▸ EXERCISE DIRECTIONS: Each record below is to be reproduced without any change.

(Structured figure records)

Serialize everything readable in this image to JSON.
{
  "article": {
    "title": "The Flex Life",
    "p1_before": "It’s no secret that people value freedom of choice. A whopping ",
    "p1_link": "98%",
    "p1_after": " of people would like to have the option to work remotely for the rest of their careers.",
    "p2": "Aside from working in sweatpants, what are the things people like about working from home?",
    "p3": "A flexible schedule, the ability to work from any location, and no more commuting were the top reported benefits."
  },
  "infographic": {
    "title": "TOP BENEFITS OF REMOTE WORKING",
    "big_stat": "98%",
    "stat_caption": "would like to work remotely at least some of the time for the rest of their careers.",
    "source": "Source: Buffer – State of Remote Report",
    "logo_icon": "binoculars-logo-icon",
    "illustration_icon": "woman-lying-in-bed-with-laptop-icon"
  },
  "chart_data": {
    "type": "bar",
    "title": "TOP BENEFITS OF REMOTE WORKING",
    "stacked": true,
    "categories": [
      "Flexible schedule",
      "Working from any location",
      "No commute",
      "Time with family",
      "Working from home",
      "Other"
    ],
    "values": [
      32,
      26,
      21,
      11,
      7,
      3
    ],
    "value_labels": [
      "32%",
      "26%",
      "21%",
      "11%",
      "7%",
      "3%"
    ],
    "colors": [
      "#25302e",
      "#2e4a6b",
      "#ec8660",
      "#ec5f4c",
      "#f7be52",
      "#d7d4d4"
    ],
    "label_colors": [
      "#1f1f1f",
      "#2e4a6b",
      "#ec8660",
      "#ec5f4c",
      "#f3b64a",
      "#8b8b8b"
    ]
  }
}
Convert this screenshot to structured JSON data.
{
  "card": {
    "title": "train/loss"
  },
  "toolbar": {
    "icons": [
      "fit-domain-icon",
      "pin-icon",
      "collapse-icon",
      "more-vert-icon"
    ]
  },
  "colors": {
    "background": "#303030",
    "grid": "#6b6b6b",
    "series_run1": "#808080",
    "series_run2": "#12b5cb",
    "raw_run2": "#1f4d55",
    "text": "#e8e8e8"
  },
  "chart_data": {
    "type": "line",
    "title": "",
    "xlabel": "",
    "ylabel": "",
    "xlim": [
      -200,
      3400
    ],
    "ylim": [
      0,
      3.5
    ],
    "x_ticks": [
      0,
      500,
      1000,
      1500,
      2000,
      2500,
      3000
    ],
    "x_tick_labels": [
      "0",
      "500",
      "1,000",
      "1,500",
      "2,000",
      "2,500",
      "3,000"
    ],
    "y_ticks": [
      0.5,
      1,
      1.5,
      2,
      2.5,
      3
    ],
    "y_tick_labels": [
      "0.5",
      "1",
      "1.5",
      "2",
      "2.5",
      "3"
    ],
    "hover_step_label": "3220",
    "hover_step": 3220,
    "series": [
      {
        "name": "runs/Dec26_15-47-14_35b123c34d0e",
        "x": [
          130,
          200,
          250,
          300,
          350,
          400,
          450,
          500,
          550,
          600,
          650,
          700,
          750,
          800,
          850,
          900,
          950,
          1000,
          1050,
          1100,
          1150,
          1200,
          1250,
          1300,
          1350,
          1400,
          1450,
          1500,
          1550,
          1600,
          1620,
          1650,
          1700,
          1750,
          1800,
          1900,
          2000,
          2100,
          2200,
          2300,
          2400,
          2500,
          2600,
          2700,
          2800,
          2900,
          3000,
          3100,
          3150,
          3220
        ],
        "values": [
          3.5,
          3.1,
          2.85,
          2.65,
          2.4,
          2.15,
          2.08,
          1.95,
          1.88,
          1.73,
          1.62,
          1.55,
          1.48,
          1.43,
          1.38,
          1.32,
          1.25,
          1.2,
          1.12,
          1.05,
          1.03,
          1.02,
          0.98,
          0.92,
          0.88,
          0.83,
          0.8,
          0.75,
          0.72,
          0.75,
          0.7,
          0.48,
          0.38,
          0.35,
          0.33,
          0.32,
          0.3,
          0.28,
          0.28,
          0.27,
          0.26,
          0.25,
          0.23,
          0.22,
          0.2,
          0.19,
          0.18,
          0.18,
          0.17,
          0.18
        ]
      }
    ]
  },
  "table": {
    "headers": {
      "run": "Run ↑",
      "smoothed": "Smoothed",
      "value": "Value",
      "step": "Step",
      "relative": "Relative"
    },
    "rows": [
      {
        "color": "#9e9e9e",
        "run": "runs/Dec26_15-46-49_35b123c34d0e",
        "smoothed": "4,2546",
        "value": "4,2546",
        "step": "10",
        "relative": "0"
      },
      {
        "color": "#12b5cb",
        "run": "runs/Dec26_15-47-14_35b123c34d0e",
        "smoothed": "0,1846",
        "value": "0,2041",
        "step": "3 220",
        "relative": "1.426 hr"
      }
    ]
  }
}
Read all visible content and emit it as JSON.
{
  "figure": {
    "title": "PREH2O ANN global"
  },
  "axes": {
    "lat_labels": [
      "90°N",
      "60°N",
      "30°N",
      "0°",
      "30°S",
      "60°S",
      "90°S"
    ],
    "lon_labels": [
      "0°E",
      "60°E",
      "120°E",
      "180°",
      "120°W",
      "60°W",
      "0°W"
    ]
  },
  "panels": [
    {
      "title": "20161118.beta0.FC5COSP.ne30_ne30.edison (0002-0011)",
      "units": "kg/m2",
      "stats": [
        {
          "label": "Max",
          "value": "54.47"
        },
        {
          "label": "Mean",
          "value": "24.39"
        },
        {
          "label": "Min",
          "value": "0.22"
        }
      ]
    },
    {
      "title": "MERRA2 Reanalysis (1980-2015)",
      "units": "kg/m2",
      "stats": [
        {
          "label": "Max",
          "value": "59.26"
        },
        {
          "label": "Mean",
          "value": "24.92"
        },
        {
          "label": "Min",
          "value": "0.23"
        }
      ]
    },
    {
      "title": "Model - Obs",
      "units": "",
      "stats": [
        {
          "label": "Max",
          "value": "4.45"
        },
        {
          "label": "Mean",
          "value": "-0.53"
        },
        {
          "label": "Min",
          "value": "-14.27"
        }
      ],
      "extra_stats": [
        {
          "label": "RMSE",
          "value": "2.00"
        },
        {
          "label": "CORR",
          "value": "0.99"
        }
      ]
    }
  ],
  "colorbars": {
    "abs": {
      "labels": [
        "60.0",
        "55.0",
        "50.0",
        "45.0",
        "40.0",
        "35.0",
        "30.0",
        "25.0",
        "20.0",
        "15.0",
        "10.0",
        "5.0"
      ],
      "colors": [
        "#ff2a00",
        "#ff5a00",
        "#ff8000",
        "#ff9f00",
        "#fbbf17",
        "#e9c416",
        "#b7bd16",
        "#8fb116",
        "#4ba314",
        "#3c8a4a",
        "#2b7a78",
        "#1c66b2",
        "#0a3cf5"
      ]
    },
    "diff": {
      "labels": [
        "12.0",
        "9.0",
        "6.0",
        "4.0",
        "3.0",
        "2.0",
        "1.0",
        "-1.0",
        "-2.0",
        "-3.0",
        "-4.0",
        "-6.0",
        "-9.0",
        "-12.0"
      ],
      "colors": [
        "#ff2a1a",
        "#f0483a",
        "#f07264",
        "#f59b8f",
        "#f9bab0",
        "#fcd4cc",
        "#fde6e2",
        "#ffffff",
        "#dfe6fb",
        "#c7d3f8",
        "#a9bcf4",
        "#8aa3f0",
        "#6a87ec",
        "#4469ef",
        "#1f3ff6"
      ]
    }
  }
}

▸ WRITTEN REPLY:
Serialize everything readable in this image to JSON.
{
  "article": {
    "title": "The Flex Life",
    "p1_before": "It’s no secret that people value freedom of choice. A whopping ",
    "p1_link": "98%",
    "p1_after": " of people would like to have the option to work remotely for the rest of their careers.",
    "p2": "Aside from working in sweatpants, what are the things people like about working from home?",
    "p3": "A flexible schedule, the ability to work from any location, and no more commuting were the top reported benefits."
  },
  "infographic": {
    "title": "TOP BENEFITS OF REMOTE WORKING",
    "big_stat": "98%",
    "stat_caption": "would like to work remotely at least some of the time for the rest of their careers.",
    "source": "Source: Buffer – State of Remote Report",
    "logo_icon": "binoculars-logo-icon",
    "illustration_icon": "woman-lying-in-bed-with-laptop-icon"
  },
  "chart_data": {
    "type": "bar",
    "title": "TOP BENEFITS OF REMOTE WORKING",
    "stacked": true,
    "categories": [
      "Flexible schedule",
      "Working from any location",
      "No commute",
      "Time with family",
      "Working from home",
      "Other"
    ],
    "values": [
      32,
      26,
      21,
      11,
      7,
      3
    ],
    "value_labels": [
      "32%",
      "26%",
      "21%",
      "11%",
      "7%",
      "3%"
    ],
    "colors": [
      "#25302e",
      "#2e4a6b",
      "#ec8660",
      "#ec5f4c",
      "#f7be52",
      "#d7d4d4"
    ],
    "label_colors": [
      "#1f1f1f",
      "#2e4a6b",
      "#ec8660",
      "#ec5f4c",
      "#f3b64a",
      "#8b8b8b"
    ]
  }
}
Convert this screenshot to structured JSON data.
{
  "card": {
    "title": "train/loss"
  },
  "toolbar": {
    "icons": [
      "fit-domain-icon",
      "pin-icon",
      "collapse-icon",
      "more-vert-icon"
    ]
  },
  "colors": {
    "background": "#303030",
    "grid": "#6b6b6b",
    "series_run1": "#808080",
    "series_run2": "#12b5cb",
    "raw_run2": "#1f4d55",
    "text": "#e8e8e8"
  },
  "chart_data": {
    "type": "line",
    "title": "",
    "xlabel": "",
    "ylabel": "",
    "xlim": [
      -200,
      3400
    ],
    "ylim": [
      0,
      3.5
    ],
    "x_ticks": [
      0,
      500,
      1000,
      1500,
      2000,
      2500,
      3000
    ],
    "x_tick_labels": [
      "0",
      "500",
      "1,000",
      "1,500",
      "2,000",
      "2,500",
      "3,000"
    ],
    "y_ticks": [
      0.5,
      1,
      1.5,
      2,
      2.5,
      3
    ],
    "y_tick_labels": [
      "0.5",
      "1",
      "1.5",
      "2",
      "2.5",
      "3"
    ],
    "hover_step_label": "3220",
    "hover_step": 3220,
    "series": [
      {
        "name": "runs/Dec26_15-47-14_35b123c34d0e",
        "x": [
          130,
          200,
          250,
          300,
          350,
          400,
          450,
          500,
          550,
          600,
          650,
          700,
          750,
          800,
          850,
          900,
          950,
          1000,
          1050,
          1100,
          1150,
          1200,
          1250,
          1300,
          1350,
          1400,
          1450,
          1500,
          1550,
          1600,
          1620,
          1650,
          1700,
          1750,
          1800,
          1900,
          2000,
          2100,
          2200,
          2300,
          2400,
          2500,
          2600,
          2700,
          2800,
          2900,
          3000,
          3100,
          3150,
          3220
        ],
        "values": [
          3.5,
          3.1,
          2.85,
          2.65,
          2.4,
          2.15,
          2.08,
          1.95,
          1.88,
          1.73,
          1.62,
          1.55,
          1.48,
          1.43,
          1.38,
          1.32,
          1.25,
          1.2,
          1.12,
          1.05,
          1.03,
          1.02,
          0.98,
          0.92,
          0.88,
          0.83,
          0.8,
          0.75,
          0.72,
          0.75,
          0.7,
          0.48,
          0.38,
          0.35,
          0.33,
          0.32,
          0.3,
          0.28,
          0.28,
          0.27,
          0.26,
          0.25,
          0.23,
          0.22,
          0.2,
          0.19,
          0.18,
          0.18,
          0.17,
          0.18
        ]
      }
    ]
  },
  "table": {
    "headers": {
      "run": "Run ↑",
      "smoothed": "Smoothed",
      "value": "Value",
      "step": "Step",
      "relative": "Relative"
    },
    "rows": [
      {
        "color": "#9e9e9e",
        "run": "runs/Dec26_15-46-49_35b123c34d0e",
        "smoothed": "4,2546",
        "value": "4,2546",
        "step": "10",
        "relative": "0"
      },
      {
        "color": "#12b5cb",
        "run": "runs/Dec26_15-47-14_35b123c34d0e",
        "smoothed": "0,1846",
        "value": "0,2041",
        "step": "3 220",
        "relative": "1.426 hr"
      }
    ]
  }
}
Read all visible content and emit it as JSON.
{
  "figure": {
    "title": "PREH2O ANN global"
  },
  "axes": {
    "lat_labels": [
      "90°N",
      "60°N",
      "30°N",
      "0°",
      "30°S",
      "60°S",
      "90°S"
    ],
    "lon_labels": [
      "0°E",
      "60°E",
      "120°E",
      "180°",
      "120°W",
      "60°W",
      "0°W"
    ]
  },
  "panels": [
    {
      "title": "20161118.beta0.FC5COSP.ne30_ne30.edison (0002-0011)",
      "units": "kg/m2",
      "stats": [
        {
          "label": "Max",
          "value": "54.47"
        },
        {
          "label": "Mean",
          "value": "24.39"
        },
        {
          "label": "Min",
          "value": "0.22"
        }
      ]
    },
    {
      "title": "MERRA2 Reanalysis (1980-2015)",
      "units": "kg/m2",
      "stats": [
        {
          "label": "Max",
          "value": "59.26"
        },
        {
          "label": "Mean",
          "value": "24.92"
        },
        {
          "label": "Min",
          "value": "0.23"
        }
      ]
    },
    {
      "title": "Model - Obs",
      "units": "",
      "stats": [
        {
          "label": "Max",
          "value": "4.45"
        },
        {
          "label": "Mean",
          "value": "-0.53"
        },
        {
          "label": "Min",
          "value": "-14.27"
        }
      ],
      "extra_stats": [
        {
          "label": "RMSE",
          "value": "2.00"
        },
        {
          "label": "CORR",
          "value": "0.99"
        }
      ]
    }
  ],
  "colorbars": {
    "abs": {
      "labels": [
        "60.0",
        "55.0",
        "50.0",
        "45.0",
        "40.0",
        "35.0",
        "30.0",
        "25.0",
        "20.0",
        "15.0",
        "10.0",
        "5.0"
      ],
      "colors": [
        "#ff2a00",
        "#ff5a00",
        "#ff8000",
        "#ff9f00",
        "#fbbf17",
        "#e9c416",
        "#b7bd16",
        "#8fb116",
        "#4ba314",
        "#3c8a4a",
        "#2b7a78",
        "#1c66b2",
        "#0a3cf5"
      ]
    },
    "diff": {
      "labels": [
        "12.0",
        "9.0",
        "6.0",
        "4.0",
        "3.0",
        "2.0",
        "1.0",
        "-1.0",
        "-2.0",
        "-3.0",
        "-4.0",
        "-6.0",
        "-9.0",
        "-12.0"
      ],
      "colors": [
        "#ff2a1a",
        "#f0483a",
        "#f07264",
        "#f59b8f",
        "#f9bab0",
        "#fcd4cc",
        "#fde6e2",
        "#ffffff",
        "#dfe6fb",
        "#c7d3f8",
        "#a9bcf4",
        "#8aa3f0",
        "#6a87ec",
        "#4469ef",
        "#1f3ff6"
      ]
    }
  }
}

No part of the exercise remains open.